## Written task:
Go through the entries below, tally each line with the string "this", and give the final number by itself.

[Data excerpts]
>>

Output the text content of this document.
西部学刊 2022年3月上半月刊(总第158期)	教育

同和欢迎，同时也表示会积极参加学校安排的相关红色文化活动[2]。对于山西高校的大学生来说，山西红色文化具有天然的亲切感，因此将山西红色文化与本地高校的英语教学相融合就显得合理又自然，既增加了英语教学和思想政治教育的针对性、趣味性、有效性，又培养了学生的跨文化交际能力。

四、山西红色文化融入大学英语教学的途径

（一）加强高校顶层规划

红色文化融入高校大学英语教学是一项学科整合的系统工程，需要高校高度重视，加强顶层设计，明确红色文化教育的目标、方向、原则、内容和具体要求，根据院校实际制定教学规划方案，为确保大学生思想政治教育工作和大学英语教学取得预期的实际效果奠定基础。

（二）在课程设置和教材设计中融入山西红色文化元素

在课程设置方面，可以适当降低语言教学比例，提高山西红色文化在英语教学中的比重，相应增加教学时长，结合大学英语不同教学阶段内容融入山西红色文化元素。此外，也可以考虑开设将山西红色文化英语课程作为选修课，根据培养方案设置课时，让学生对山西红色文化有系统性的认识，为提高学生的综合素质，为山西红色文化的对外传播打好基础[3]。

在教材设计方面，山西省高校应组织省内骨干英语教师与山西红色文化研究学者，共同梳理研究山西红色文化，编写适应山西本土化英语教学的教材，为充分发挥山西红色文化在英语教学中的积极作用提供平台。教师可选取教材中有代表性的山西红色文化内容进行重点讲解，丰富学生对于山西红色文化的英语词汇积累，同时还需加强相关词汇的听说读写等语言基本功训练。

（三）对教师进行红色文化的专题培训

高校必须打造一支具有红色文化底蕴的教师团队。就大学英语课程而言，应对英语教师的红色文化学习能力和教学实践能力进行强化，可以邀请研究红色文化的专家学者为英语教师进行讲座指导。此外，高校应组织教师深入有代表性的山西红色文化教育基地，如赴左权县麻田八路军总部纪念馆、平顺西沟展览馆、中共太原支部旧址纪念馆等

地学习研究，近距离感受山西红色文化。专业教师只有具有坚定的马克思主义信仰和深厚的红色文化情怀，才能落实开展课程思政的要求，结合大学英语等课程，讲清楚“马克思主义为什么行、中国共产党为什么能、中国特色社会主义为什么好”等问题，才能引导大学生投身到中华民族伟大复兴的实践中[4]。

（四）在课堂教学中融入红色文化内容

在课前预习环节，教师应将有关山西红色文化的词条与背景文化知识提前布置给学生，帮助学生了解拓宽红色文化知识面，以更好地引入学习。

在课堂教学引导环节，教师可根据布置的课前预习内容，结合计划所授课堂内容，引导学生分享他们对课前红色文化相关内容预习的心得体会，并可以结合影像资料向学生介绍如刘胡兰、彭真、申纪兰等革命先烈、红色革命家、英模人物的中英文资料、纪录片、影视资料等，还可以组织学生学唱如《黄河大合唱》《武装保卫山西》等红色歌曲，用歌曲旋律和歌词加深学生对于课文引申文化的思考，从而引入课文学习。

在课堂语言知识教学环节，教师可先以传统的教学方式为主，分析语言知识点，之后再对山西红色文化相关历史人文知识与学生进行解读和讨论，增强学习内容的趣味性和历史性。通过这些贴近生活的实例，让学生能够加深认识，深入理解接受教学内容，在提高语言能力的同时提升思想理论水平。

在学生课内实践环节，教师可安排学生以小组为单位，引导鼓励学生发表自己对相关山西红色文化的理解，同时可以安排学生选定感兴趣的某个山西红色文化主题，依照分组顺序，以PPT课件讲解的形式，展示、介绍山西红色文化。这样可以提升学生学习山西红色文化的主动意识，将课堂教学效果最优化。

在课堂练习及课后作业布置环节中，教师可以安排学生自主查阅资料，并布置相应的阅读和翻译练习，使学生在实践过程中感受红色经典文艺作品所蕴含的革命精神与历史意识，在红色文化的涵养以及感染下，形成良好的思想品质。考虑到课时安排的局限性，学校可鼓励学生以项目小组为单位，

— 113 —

<<
>>

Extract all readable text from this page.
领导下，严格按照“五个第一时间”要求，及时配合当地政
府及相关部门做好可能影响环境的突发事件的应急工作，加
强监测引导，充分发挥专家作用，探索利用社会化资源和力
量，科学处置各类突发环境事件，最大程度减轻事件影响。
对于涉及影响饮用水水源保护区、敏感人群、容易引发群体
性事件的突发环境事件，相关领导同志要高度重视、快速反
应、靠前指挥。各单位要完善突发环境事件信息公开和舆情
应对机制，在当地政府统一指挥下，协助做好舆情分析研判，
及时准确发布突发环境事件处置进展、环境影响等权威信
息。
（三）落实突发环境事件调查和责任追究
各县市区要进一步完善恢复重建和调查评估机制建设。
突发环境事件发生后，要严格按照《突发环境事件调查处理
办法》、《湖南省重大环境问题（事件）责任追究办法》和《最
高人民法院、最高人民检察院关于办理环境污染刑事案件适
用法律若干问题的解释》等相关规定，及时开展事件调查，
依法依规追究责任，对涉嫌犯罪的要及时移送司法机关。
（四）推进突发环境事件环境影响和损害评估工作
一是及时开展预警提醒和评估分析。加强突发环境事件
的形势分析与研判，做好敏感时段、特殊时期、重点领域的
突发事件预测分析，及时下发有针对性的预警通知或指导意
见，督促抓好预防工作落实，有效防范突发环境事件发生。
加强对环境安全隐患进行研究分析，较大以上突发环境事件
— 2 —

<<
>>

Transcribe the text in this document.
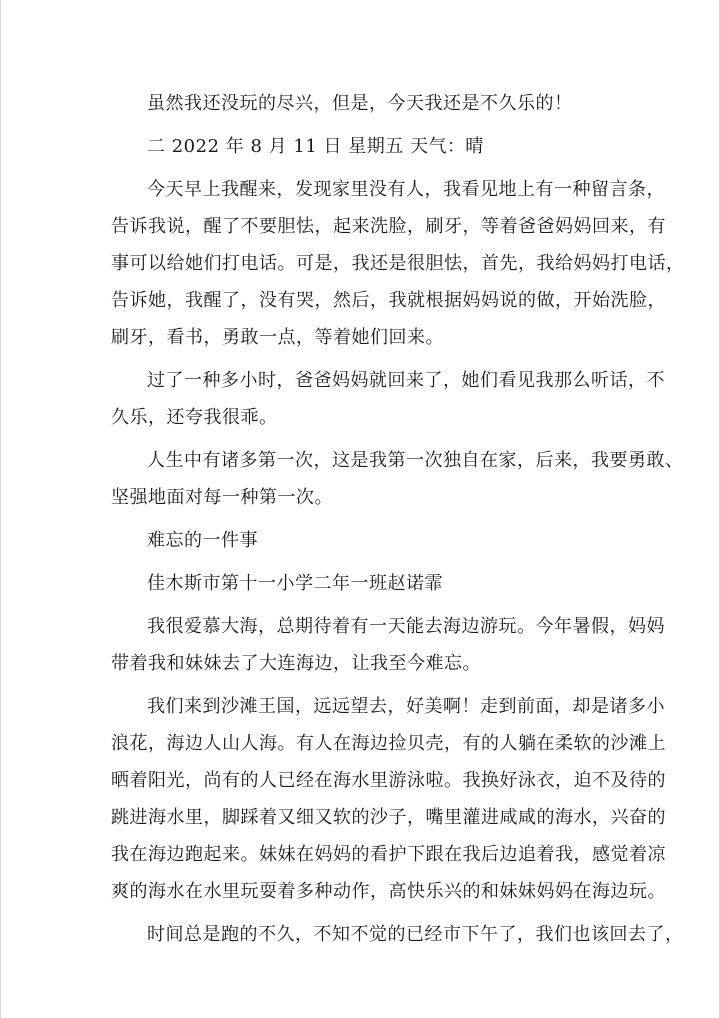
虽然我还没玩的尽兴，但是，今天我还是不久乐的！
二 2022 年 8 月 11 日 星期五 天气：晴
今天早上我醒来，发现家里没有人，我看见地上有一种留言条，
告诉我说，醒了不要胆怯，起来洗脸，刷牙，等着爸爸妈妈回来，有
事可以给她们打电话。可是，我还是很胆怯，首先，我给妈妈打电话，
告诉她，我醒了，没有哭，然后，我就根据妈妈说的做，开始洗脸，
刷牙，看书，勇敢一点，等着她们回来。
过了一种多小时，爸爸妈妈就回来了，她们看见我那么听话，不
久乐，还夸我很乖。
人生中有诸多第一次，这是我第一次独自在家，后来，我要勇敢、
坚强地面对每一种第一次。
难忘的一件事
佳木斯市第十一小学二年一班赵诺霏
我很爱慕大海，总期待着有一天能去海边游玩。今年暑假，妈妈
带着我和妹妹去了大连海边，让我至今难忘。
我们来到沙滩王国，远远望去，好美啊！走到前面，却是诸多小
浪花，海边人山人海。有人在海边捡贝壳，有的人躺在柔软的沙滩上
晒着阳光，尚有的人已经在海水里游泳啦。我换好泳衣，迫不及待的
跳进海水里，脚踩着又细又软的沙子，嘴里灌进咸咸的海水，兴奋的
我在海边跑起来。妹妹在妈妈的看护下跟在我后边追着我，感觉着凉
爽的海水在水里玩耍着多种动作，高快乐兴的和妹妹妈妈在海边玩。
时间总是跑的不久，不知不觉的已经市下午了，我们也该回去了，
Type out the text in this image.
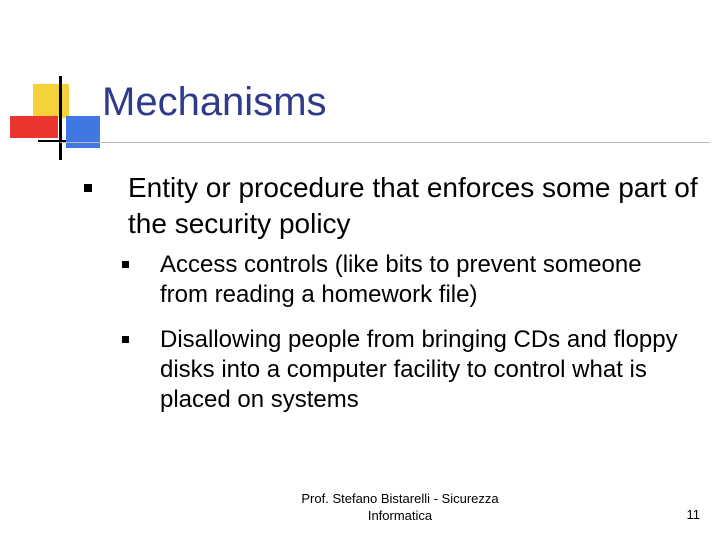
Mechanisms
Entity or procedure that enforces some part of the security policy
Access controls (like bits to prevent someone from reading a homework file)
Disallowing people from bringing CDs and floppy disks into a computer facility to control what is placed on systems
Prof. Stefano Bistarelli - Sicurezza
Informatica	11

<<

## Reply:
4